**Work required**
Repeat every record exactly, but keep images out of the copy.

**Input material**
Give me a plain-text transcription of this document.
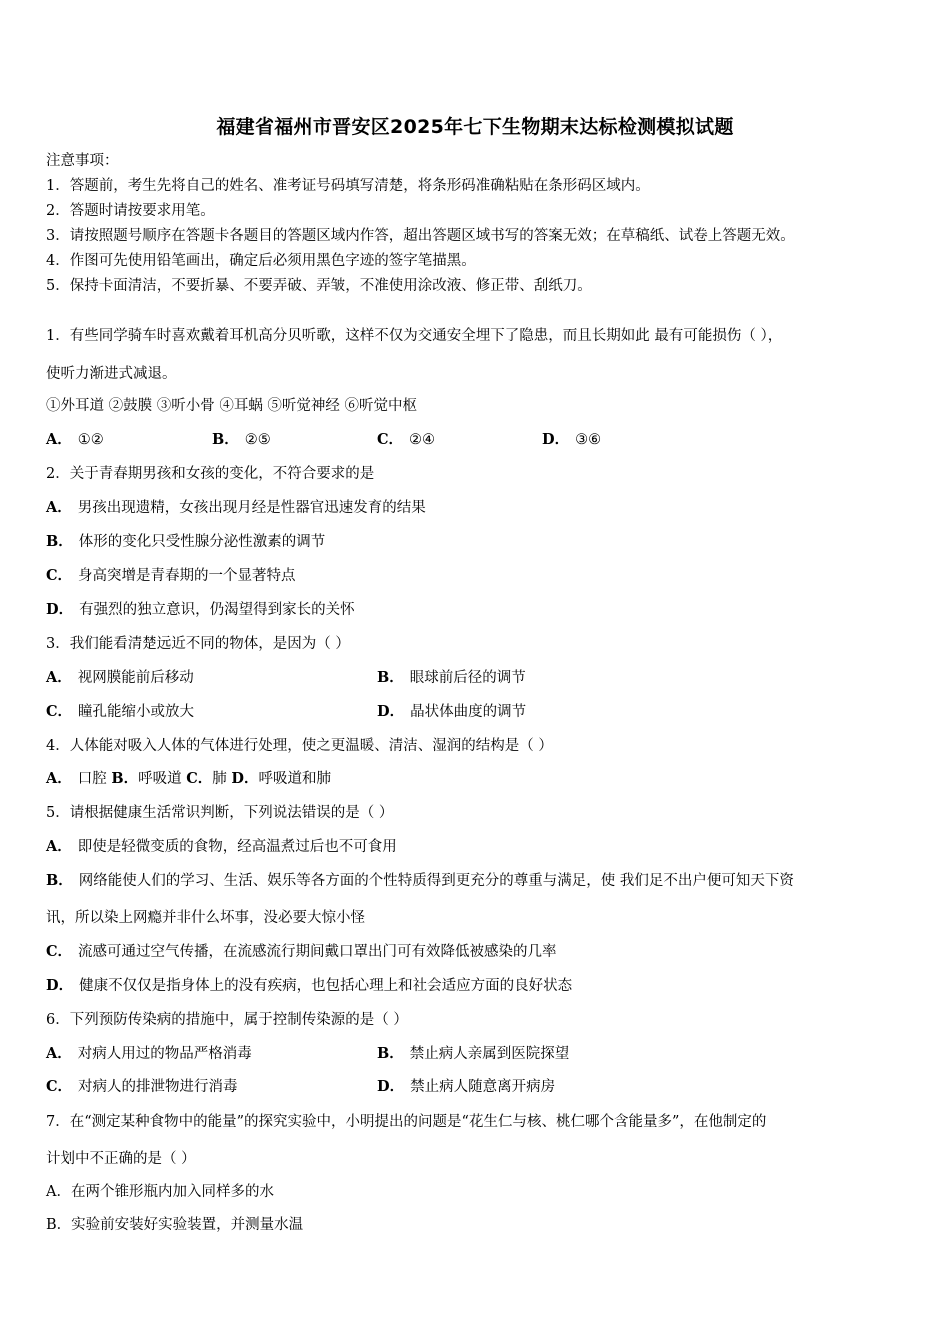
福建省福州市晋安区2025年七下生物期末达标检测模拟试题
注意事项：
1．答题前，考生先将自己的姓名、准考证号码填写清楚，将条形码准确粘贴在条形码区域内。
2．答题时请按要求用笔。
3．请按照题号顺序在答题卡各题目的答题区域内作答，超出答题区域书写的答案无效；在草稿纸、试卷上答题无效。
4．作图可先使用铅笔画出，确定后必须用黑色字迹的签字笔描黑。
5．保持卡面清洁，不要折暴、不要弄破、弄皱，不准使用涂改液、修正带、刮纸刀。
1．有些同学骑车时喜欢戴着耳机高分贝听歌，这样不仅为交通安全埋下了隐患，而且长期如此 最有可能损伤（ ），
使听力渐进式减退。
①外耳道 ②鼓膜 ③听小骨 ④耳蜗 ⑤听觉神经 ⑥听觉中枢
A． ①②	B． ②⑤	C． ②④	D． ③⑥
2．关于青春期男孩和女孩的变化，不符合要求的是
A． 男孩出现遗精，女孩出现月经是性器官迅速发育的结果
B． 体形的变化只受性腺分泌性激素的调节
C． 身高突增是青春期的一个显著特点
D． 有强烈的独立意识，仍渴望得到家长的关怀
3．我们能看清楚远近不同的物体，是因为（ ）
A． 视网膜能前后移动	B． 眼球前后径的调节
C． 瞳孔能缩小或放大	D． 晶状体曲度的调节
4．人体能对吸入人体的气体进行处理，使之更温暖、清洁、湿润的结构是（ ）
A． 口腔 B．呼吸道 C．肺 D．呼吸道和肺
5．请根据健康生活常识判断，下列说法错误的是（ ）
A． 即使是轻微变质的食物，经高温煮过后也不可食用
B． 网络能使人们的学习、生活、娱乐等各方面的个性特质得到更充分的尊重与满足，使 我们足不出户便可知天下资
讯，所以染上网瘾并非什么坏事，没必要大惊小怪
C． 流感可通过空气传播，在流感流行期间戴口罩出门可有效降低被感染的几率
D． 健康不仅仅是指身体上的没有疾病，也包括心理上和社会适应方面的良好状态
6．下列预防传染病的措施中，属于控制传染源的是（ ）
A． 对病人用过的物品严格消毒	B． 禁止病人亲属到医院探望
C． 对病人的排泄物进行消毒	D． 禁止病人随意离开病房
7．在“测定某种食物中的能量”的探究实验中，小明提出的问题是“花生仁与核、桃仁哪个含能量多”，在他制定的
计划中不正确的是（ ）
A．在两个锥形瓶内加入同样多的水
B．实验前安装好实验装置，并测量水温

**Finished answer**
Give me a plain-text transcription of this document.
福建省福州市晋安区2025年七下生物期末达标检测模拟试题
注意事项：
1．答题前，考生先将自己的姓名、准考证号码填写清楚，将条形码准确粘贴在条形码区域内。
2．答题时请按要求用笔。
3．请按照题号顺序在答题卡各题目的答题区域内作答，超出答题区域书写的答案无效；在草稿纸、试卷上答题无效。
4．作图可先使用铅笔画出，确定后必须用黑色字迹的签字笔描黑。
5．保持卡面清洁，不要折暴、不要弄破、弄皱，不准使用涂改液、修正带、刮纸刀。
1．有些同学骑车时喜欢戴着耳机高分贝听歌，这样不仅为交通安全埋下了隐患，而且长期如此 最有可能损伤（ ），
使听力渐进式减退。
①外耳道 ②鼓膜 ③听小骨 ④耳蜗 ⑤听觉神经 ⑥听觉中枢
A． ①②	B． ②⑤	C． ②④	D． ③⑥
2．关于青春期男孩和女孩的变化，不符合要求的是
A． 男孩出现遗精，女孩出现月经是性器官迅速发育的结果
B． 体形的变化只受性腺分泌性激素的调节
C． 身高突增是青春期的一个显著特点
D． 有强烈的独立意识，仍渴望得到家长的关怀
3．我们能看清楚远近不同的物体，是因为（ ）
A． 视网膜能前后移动	B． 眼球前后径的调节
C． 瞳孔能缩小或放大	D． 晶状体曲度的调节
4．人体能对吸入人体的气体进行处理，使之更温暖、清洁、湿润的结构是（ ）
A． 口腔 B．呼吸道 C．肺 D．呼吸道和肺
5．请根据健康生活常识判断，下列说法错误的是（ ）
A． 即使是轻微变质的食物，经高温煮过后也不可食用
B． 网络能使人们的学习、生活、娱乐等各方面的个性特质得到更充分的尊重与满足，使 我们足不出户便可知天下资
讯，所以染上网瘾并非什么坏事，没必要大惊小怪
C． 流感可通过空气传播，在流感流行期间戴口罩出门可有效降低被感染的几率
D． 健康不仅仅是指身体上的没有疾病，也包括心理上和社会适应方面的良好状态
6．下列预防传染病的措施中，属于控制传染源的是（ ）
A． 对病人用过的物品严格消毒	B． 禁止病人亲属到医院探望
C． 对病人的排泄物进行消毒	D． 禁止病人随意离开病房
7．在“测定某种食物中的能量”的探究实验中，小明提出的问题是“花生仁与核、桃仁哪个含能量多”，在他制定的
计划中不正确的是（ ）
A．在两个锥形瓶内加入同样多的水
B．实验前安装好实验装置，并测量水温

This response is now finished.